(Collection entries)
--

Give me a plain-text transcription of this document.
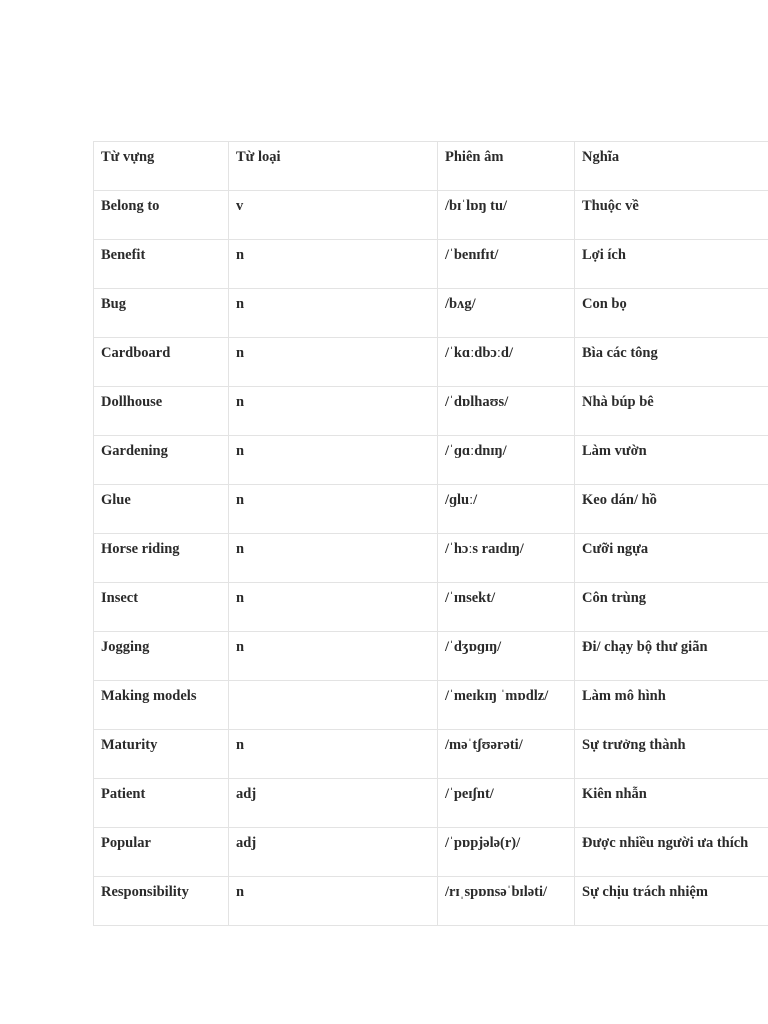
Từ vựng	Từ loại	Phiên âm	Nghĩa
Belong to	v	/bɪˈlɒŋ tu/	Thuộc về
Benefit	n	/ˈbenɪfɪt/	Lợi ích
Bug	n	/bʌg/	Con bọ
Cardboard	n	/ˈkɑːdbɔːd/	Bìa các tông
Dollhouse	n	/ˈdɒlhaʊs/	Nhà búp bê
Gardening	n	/ˈɡɑːdnɪŋ/	Làm vườn
Glue	n	/ɡluː/	Keo dán/ hồ
Horse riding	n	/ˈhɔːs raɪdɪŋ/	Cưỡi ngựa
Insect	n	/ˈɪnsekt/	Côn trùng
Jogging	n	/ˈdʒɒɡɪŋ/	Đi/ chạy bộ thư giãn
Making models		/ˈmeɪkɪŋ ˈmɒdlz/	Làm mô hình
Maturity	n	/məˈtʃʊərəti/	Sự trưởng thành
Patient	adj	/ˈpeɪʃnt/	Kiên nhẫn
Popular	adj	/ˈpɒpjələ(r)/	Được nhiều người ưa thích
Responsibility	n	/rɪˌspɒnsəˈbɪləti/	Sự chịu trách nhiệm
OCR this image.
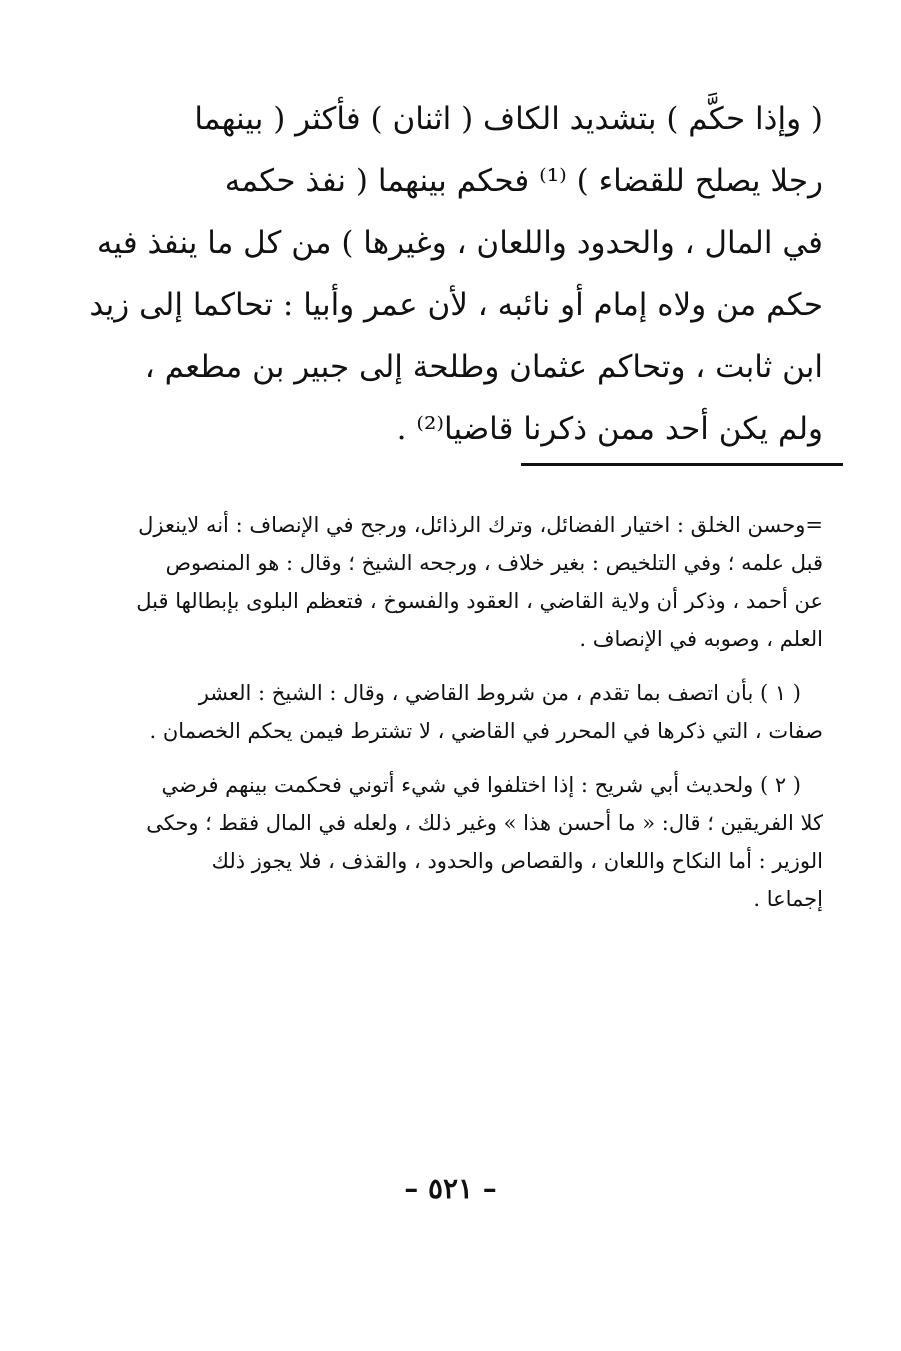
( وإذا حكَّم ) بتشديد الكاف ( اثنان ) فأكثر ( بينهما
رجلا يصلح للقضاء ) ⁽¹⁾ فحكم بينهما ( نفذ حكمه
في المال ، والحدود واللعان ، وغيرها ) من كل ما ينفذ فيه
حكم من ولاه إمام أو نائبه ، لأن عمر وأبيا : تحاكما إلى زيد
ابن ثابت ، وتحاكم عثمان وطلحة إلى جبير بن مطعم ،
ولم يكن أحد ممن ذكرنا قاضيا⁽²⁾ .
=وحسن الخلق : اختيار الفضائل، وترك الرذائل، ورجح في الإنصاف : أنه لاينعزل
قبل علمه ؛ وفي التلخيص : بغير خلاف ، ورجحه الشيخ ؛ وقال : هو المنصوص
عن أحمد ، وذكر أن ولاية القاضي ، العقود والفسوخ ، فتعظم البلوى بإبطالها قبل
العلم ، وصوبه في الإنصاف .
( ١ ) بأن اتصف بما تقدم ، من شروط القاضي ، وقال : الشيخ : العشر
صفات ، التي ذكرها في المحرر في القاضي ، لا تشترط فيمن يحكم الخصمان .
( ٢ ) ولحديث أبي شريح : إذا اختلفوا في شيء أتوني فحكمت بينهم فرضي
كلا الفريقين ؛ قال: « ما أحسن هذا » وغير ذلك ، ولعله في المال فقط ؛ وحكى
الوزير : أما النكاح واللعان ، والقصاص والحدود ، والقذف ، فلا يجوز ذلك
إجماعا .
– ٥٢١ –
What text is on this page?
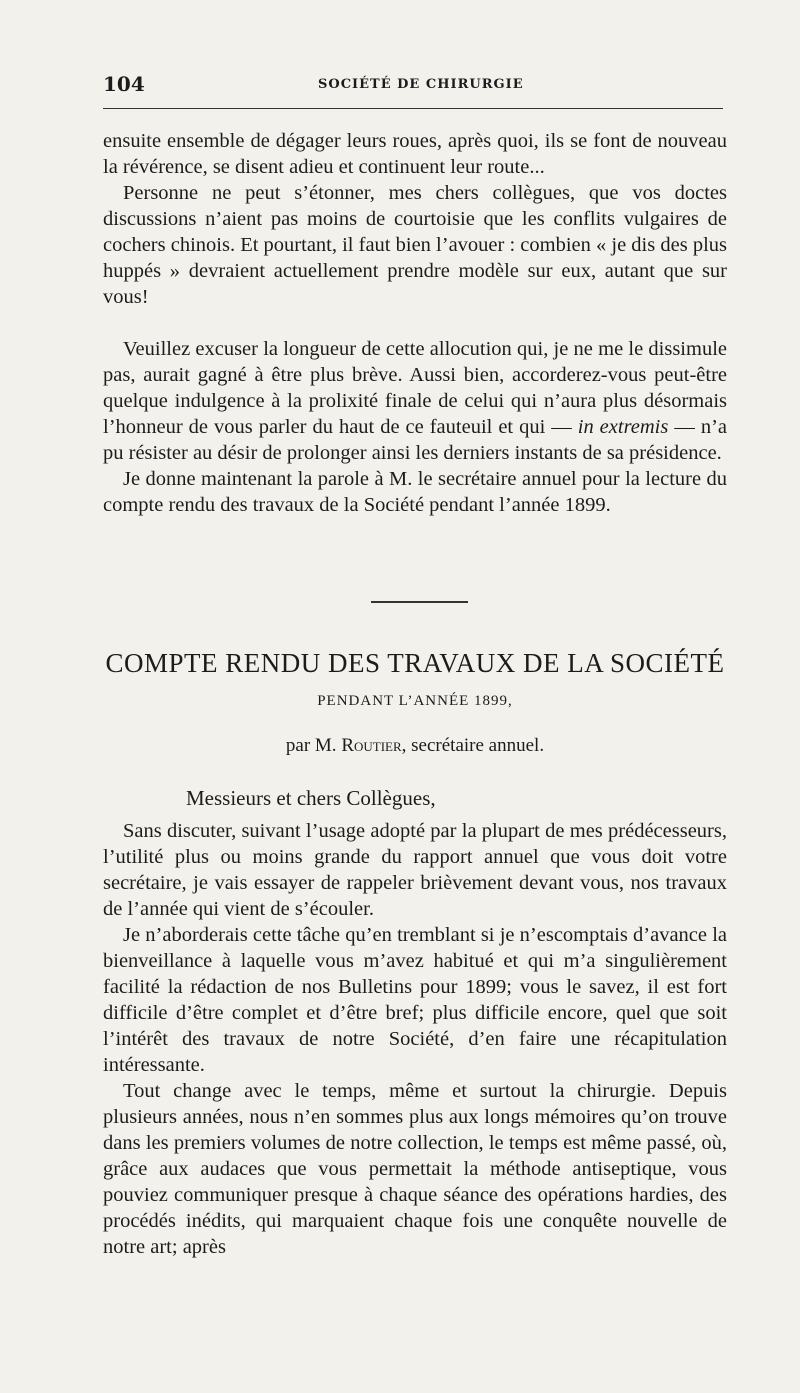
104	SOCIÉTÉ DE CHIRURGIE

ensuite ensemble de dégager leurs roues, après quoi, ils se font de nouveau la révérence, se disent adieu et continuent leur route...

Personne ne peut s’étonner, mes chers collègues, que vos doctes discussions n’aient pas moins de courtoisie que les conflits vulgaires de cochers chinois. Et pourtant, il faut bien l’avouer : combien « je dis des plus huppés » devraient actuellement prendre modèle sur eux, autant que sur vous!

Veuillez excuser la longueur de cette allocution qui, je ne me le dissimule pas, aurait gagné à être plus brève. Aussi bien, accorderez-vous peut-être quelque indulgence à la prolixité finale de celui qui n’aura plus désormais l’honneur de vous parler du haut de ce fauteuil et qui — in extremis — n’a pu résister au désir de prolonger ainsi les derniers instants de sa présidence.

Je donne maintenant la parole à M. le secrétaire annuel pour la lecture du compte rendu des travaux de la Société pendant l’année 1899.

COMPTE RENDU DES TRAVAUX DE LA SOCIÉTÉ
PENDANT L’ANNÉE 1899,
par M. Routier, secrétaire annuel.
Messieurs et chers Collègues,

Sans discuter, suivant l’usage adopté par la plupart de mes prédécesseurs, l’utilité plus ou moins grande du rapport annuel que vous doit votre secrétaire, je vais essayer de rappeler brièvement devant vous, nos travaux de l’année qui vient de s’écouler.

Je n’aborderais cette tâche qu’en tremblant si je n’escomptais d’avance la bienveillance à laquelle vous m’avez habitué et qui m’a singulièrement facilité la rédaction de nos Bulletins pour 1899; vous le savez, il est fort difficile d’être complet et d’être bref; plus difficile encore, quel que soit l’intérêt des travaux de notre Société, d’en faire une récapitulation intéressante.

Tout change avec le temps, même et surtout la chirurgie. Depuis plusieurs années, nous n’en sommes plus aux longs mémoires qu’on trouve dans les premiers volumes de notre collection, le temps est même passé, où, grâce aux audaces que vous permettait la méthode antiseptique, vous pouviez communiquer presque à chaque séance des opérations hardies, des procédés inédits, qui marquaient chaque fois une conquête nouvelle de notre art; après
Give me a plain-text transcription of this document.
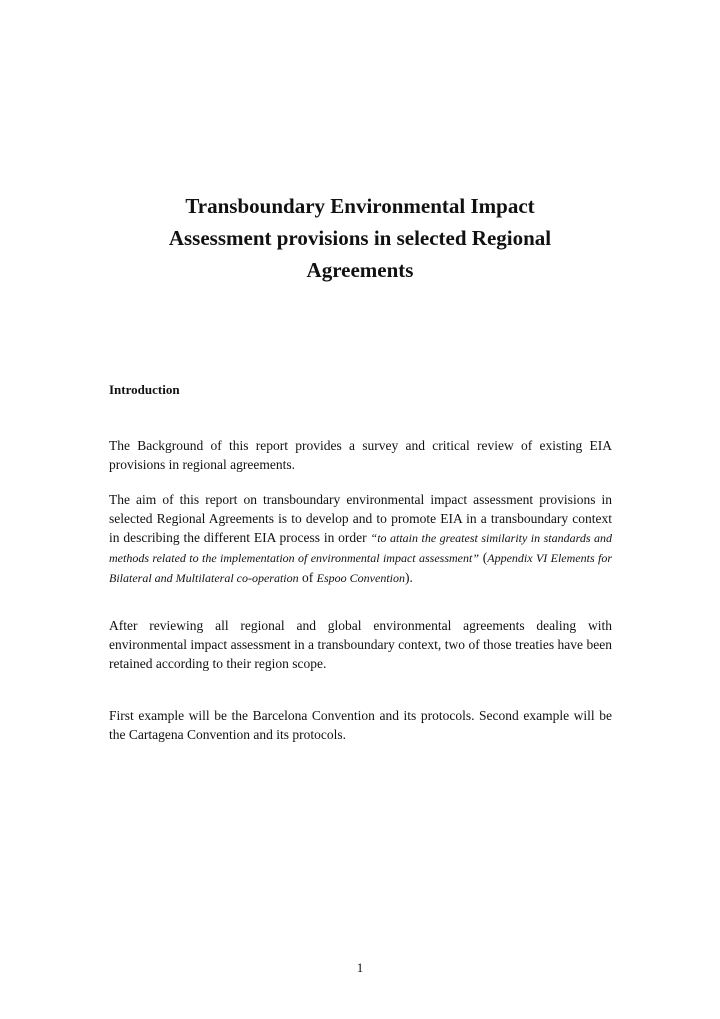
Transboundary Environmental Impact
Assessment provisions in selected Regional
Agreements
Introduction

The Background of this report provides a survey and critical review of existing EIA provisions in regional agreements.

The aim of this report on transboundary environmental impact assessment provisions in selected Regional Agreements is to develop and to promote EIA in a transboundary context in describing the different EIA process in order “to attain the greatest similarity in standards and methods related to the implementation of environmental impact assessment” (Appendix VI Elements for Bilateral and Multilateral co-operation of Espoo Convention).

After reviewing all regional and global environmental agreements dealing with environmental impact assessment in a transboundary context, two of those treaties have been retained according to their region scope.

First example will be the Barcelona Convention and its protocols. Second example will be the Cartagena Convention and its protocols.

1
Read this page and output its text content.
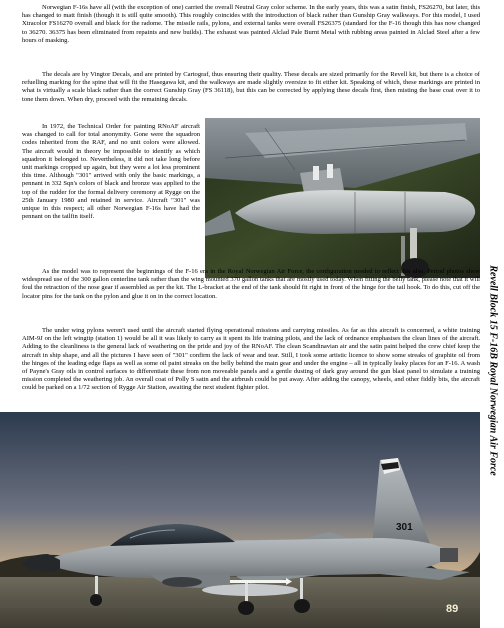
Norwegian F-16s have all (with the exception of one) carried the overall Neutral Gray color scheme. In the early years, this was a satin finish, FS26270, but later, this has changed to matt finish (though it is still quite smooth). This roughly coincides with the introduction of black rather than Gunship Gray walkways. For this model, I used Xtracolor FS16270 overall and black for the radome. The missile rails, pylons, and external tanks were overall FS26375 (standard for the F-16 though this has now changed to 36270. 36375 has been eliminated from repaints and new builds). The exhaust was painted Alclad Pale Burnt Metal with rubbing areas painted in Alclad Steel after a few hours of masking.

The decals are by Vingtor Decals, and are printed by Cartograf, thus ensuring their quality. These decals are sized primarily for the Revell kit, but there is a choice of refuelling marking for the spine that will fit the Hasegawa kit, and the walkways are made slightly oversize to fit either kit. Speaking of which, these markings are printed in what is virtually a scale black rather than the correct Gunship Gray (FS 36118), but this can be corrected by applying these decals first, then misting the base coat over it to tone them down. When dry, proceed with the remaining decals.

In 1972, the Technical Order for painting RNoAF aircraft was changed to call for total anonymity. Gone were the squadron codes inherited from the RAF, and no unit colors were allowed. The aircraft would in theory be impossible to identify as which squadron it belonged to. Nevertheless, it did not take long before unit markings cropped up again, but they were a lot less prominent this time. Although "301" arrived with only the basic markings, a pennant in 332 Sqn's colors of black and bronze was applied to the top of the rudder for the formal delivery ceremony at Rygge on the 25th January 1980 and retained in service. Aircraft "301" was unique in this respect; all other Norwegian F-16s have had the pennant on the tailfin itself.

As the model was to represent the beginnings of the F-16 era in the Royal Norwegian Air Force, the configuration needed to reflect this also. Period photos show widespread use of the 300 gallon centerline tank rather than the wing mounted 370 gallon tanks that are mostly used today. When fitting the belly tank, please note that it will foul the retraction of the nose gear if assembled as per the kit. The L-bracket at the end of the tank should fit right in front of the hinge for the tail hook. To do this, cut off the locator pins for the tank on the pylon and glue it on in the correct location.

The under wing pylons weren't used until the aircraft started flying operational missions and carrying missiles. As far as this aircraft is concerned, a white training AIM-9J on the left wingtip (station 1) would be all it was likely to carry as it spent its life training pilots, and the lack of ordnance emphasises the clean lines of the aircraft. Adding to the cleanliness is the general lack of weathering on the pride and joy of the RNoAF. The clean Scandinavian air and the satin paint helped the crew chief keep the aircraft in ship shape, and all the pictures I have seen of "301" confirm the lack of wear and tear. Still, I took some artistic licence to show some streaks of graphite oil from the hinges of the leading edge flaps as well as some oil paint streaks on the belly behind the main gear and under the engine – all in typically leaky places for an F-16. A wash of Payne's Gray oils in control surfaces to differentiate these from non moveable panels and a gentle dusting of dark gray around the gun blast panel to simulate a training mission completed the weathering job. An overall coat of Polly S satin and the airbrush could be put away. After adding the canopy, wheels, and other fiddly bits, the aircraft could be parked on a 1/72 section of Rygge Air Station, awaiting the next student fighter pilot.

301
89
Revell Block 15 F-16B Royal Norwegian Air Force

--

> _WHAT NEEDS TO BE DONE_:
Where a line contains "وقال", copy that line.

> _TASK OUTPUT_:
قبل علمه ؛ وفي التلخيص : بغير خلاف ، ورجحه الشيخ ؛ وقال : هو المنصوص
( ١ ) بأن اتصف بما تقدم ، من شروط القاضي ، وقال : الشيخ : العشر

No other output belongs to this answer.